◆ **Supplied material**
══════════════════════════════
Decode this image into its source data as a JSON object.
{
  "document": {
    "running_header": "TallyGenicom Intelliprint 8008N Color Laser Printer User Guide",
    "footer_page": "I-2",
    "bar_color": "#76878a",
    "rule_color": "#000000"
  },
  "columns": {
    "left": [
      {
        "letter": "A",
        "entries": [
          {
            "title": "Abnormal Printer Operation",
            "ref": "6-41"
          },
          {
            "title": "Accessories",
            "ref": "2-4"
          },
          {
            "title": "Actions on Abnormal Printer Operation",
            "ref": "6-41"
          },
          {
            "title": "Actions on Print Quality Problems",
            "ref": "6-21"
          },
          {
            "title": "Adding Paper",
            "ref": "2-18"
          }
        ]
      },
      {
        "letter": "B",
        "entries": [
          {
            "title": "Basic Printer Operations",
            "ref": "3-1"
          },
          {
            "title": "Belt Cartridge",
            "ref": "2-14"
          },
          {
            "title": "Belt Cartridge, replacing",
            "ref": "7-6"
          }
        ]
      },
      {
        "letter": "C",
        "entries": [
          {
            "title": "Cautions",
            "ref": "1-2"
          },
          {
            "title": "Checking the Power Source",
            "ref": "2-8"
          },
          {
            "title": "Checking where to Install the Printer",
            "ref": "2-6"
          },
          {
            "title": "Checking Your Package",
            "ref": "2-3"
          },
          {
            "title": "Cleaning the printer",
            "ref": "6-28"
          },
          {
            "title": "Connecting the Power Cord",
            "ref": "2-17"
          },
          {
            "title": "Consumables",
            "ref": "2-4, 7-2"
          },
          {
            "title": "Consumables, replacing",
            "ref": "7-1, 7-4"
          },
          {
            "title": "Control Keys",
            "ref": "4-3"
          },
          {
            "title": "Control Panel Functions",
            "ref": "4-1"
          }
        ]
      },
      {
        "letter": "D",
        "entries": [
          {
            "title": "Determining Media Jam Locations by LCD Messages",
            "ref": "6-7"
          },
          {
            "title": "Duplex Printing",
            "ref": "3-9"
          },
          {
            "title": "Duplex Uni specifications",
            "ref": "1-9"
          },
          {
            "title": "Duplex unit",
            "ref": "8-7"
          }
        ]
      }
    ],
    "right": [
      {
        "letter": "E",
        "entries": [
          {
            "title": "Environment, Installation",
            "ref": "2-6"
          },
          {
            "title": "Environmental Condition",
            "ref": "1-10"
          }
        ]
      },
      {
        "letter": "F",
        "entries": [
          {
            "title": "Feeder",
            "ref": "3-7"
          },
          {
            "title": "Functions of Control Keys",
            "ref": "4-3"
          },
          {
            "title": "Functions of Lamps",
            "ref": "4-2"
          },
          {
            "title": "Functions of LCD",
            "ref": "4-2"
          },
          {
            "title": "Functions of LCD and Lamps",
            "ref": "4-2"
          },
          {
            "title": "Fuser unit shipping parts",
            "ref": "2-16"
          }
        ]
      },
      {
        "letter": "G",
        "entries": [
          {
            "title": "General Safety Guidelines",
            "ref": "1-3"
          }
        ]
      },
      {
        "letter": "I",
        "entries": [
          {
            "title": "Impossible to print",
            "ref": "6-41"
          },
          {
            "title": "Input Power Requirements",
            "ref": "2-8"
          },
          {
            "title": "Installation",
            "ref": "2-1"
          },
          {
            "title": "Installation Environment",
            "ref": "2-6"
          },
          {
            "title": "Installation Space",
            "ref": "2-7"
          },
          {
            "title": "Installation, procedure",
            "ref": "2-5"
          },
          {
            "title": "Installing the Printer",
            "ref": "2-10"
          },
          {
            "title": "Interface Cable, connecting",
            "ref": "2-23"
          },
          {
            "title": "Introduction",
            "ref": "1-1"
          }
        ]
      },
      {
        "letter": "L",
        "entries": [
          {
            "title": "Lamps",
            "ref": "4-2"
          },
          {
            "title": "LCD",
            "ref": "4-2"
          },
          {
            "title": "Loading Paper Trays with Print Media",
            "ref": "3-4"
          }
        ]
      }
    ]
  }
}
══════════════════════════════
◆ **Required work**
Extract the complete set of records unchanged.

◆ **Full answer**
Decode this image into its source data as a JSON object.
{
  "document": {
    "running_header": "TallyGenicom Intelliprint 8008N Color Laser Printer User Guide",
    "footer_page": "I-2",
    "bar_color": "#76878a",
    "rule_color": "#000000"
  },
  "columns": {
    "left": [
      {
        "letter": "A",
        "entries": [
          {
            "title": "Abnormal Printer Operation",
            "ref": "6-41"
          },
          {
            "title": "Accessories",
            "ref": "2-4"
          },
          {
            "title": "Actions on Abnormal Printer Operation",
            "ref": "6-41"
          },
          {
            "title": "Actions on Print Quality Problems",
            "ref": "6-21"
          },
          {
            "title": "Adding Paper",
            "ref": "2-18"
          }
        ]
      },
      {
        "letter": "B",
        "entries": [
          {
            "title": "Basic Printer Operations",
            "ref": "3-1"
          },
          {
            "title": "Belt Cartridge",
            "ref": "2-14"
          },
          {
            "title": "Belt Cartridge, replacing",
            "ref": "7-6"
          }
        ]
      },
      {
        "letter": "C",
        "entries": [
          {
            "title": "Cautions",
            "ref": "1-2"
          },
          {
            "title": "Checking the Power Source",
            "ref": "2-8"
          },
          {
            "title": "Checking where to Install the Printer",
            "ref": "2-6"
          },
          {
            "title": "Checking Your Package",
            "ref": "2-3"
          },
          {
            "title": "Cleaning the printer",
            "ref": "6-28"
          },
          {
            "title": "Connecting the Power Cord",
            "ref": "2-17"
          },
          {
            "title": "Consumables",
            "ref": "2-4, 7-2"
          },
          {
            "title": "Consumables, replacing",
            "ref": "7-1, 7-4"
          },
          {
            "title": "Control Keys",
            "ref": "4-3"
          },
          {
            "title": "Control Panel Functions",
            "ref": "4-1"
          }
        ]
      },
      {
        "letter": "D",
        "entries": [
          {
            "title": "Determining Media Jam Locations by LCD Messages",
            "ref": "6-7"
          },
          {
            "title": "Duplex Printing",
            "ref": "3-9"
          },
          {
            "title": "Duplex Uni specifications",
            "ref": "1-9"
          },
          {
            "title": "Duplex unit",
            "ref": "8-7"
          }
        ]
      }
    ],
    "right": [
      {
        "letter": "E",
        "entries": [
          {
            "title": "Environment, Installation",
            "ref": "2-6"
          },
          {
            "title": "Environmental Condition",
            "ref": "1-10"
          }
        ]
      },
      {
        "letter": "F",
        "entries": [
          {
            "title": "Feeder",
            "ref": "3-7"
          },
          {
            "title": "Functions of Control Keys",
            "ref": "4-3"
          },
          {
            "title": "Functions of Lamps",
            "ref": "4-2"
          },
          {
            "title": "Functions of LCD",
            "ref": "4-2"
          },
          {
            "title": "Functions of LCD and Lamps",
            "ref": "4-2"
          },
          {
            "title": "Fuser unit shipping parts",
            "ref": "2-16"
          }
        ]
      },
      {
        "letter": "G",
        "entries": [
          {
            "title": "General Safety Guidelines",
            "ref": "1-3"
          }
        ]
      },
      {
        "letter": "I",
        "entries": [
          {
            "title": "Impossible to print",
            "ref": "6-41"
          },
          {
            "title": "Input Power Requirements",
            "ref": "2-8"
          },
          {
            "title": "Installation",
            "ref": "2-1"
          },
          {
            "title": "Installation Environment",
            "ref": "2-6"
          },
          {
            "title": "Installation Space",
            "ref": "2-7"
          },
          {
            "title": "Installation, procedure",
            "ref": "2-5"
          },
          {
            "title": "Installing the Printer",
            "ref": "2-10"
          },
          {
            "title": "Interface Cable, connecting",
            "ref": "2-23"
          },
          {
            "title": "Introduction",
            "ref": "1-1"
          }
        ]
      },
      {
        "letter": "L",
        "entries": [
          {
            "title": "Lamps",
            "ref": "4-2"
          },
          {
            "title": "LCD",
            "ref": "4-2"
          },
          {
            "title": "Loading Paper Trays with Print Media",
            "ref": "3-4"
          }
        ]
      }
    ]
  }
}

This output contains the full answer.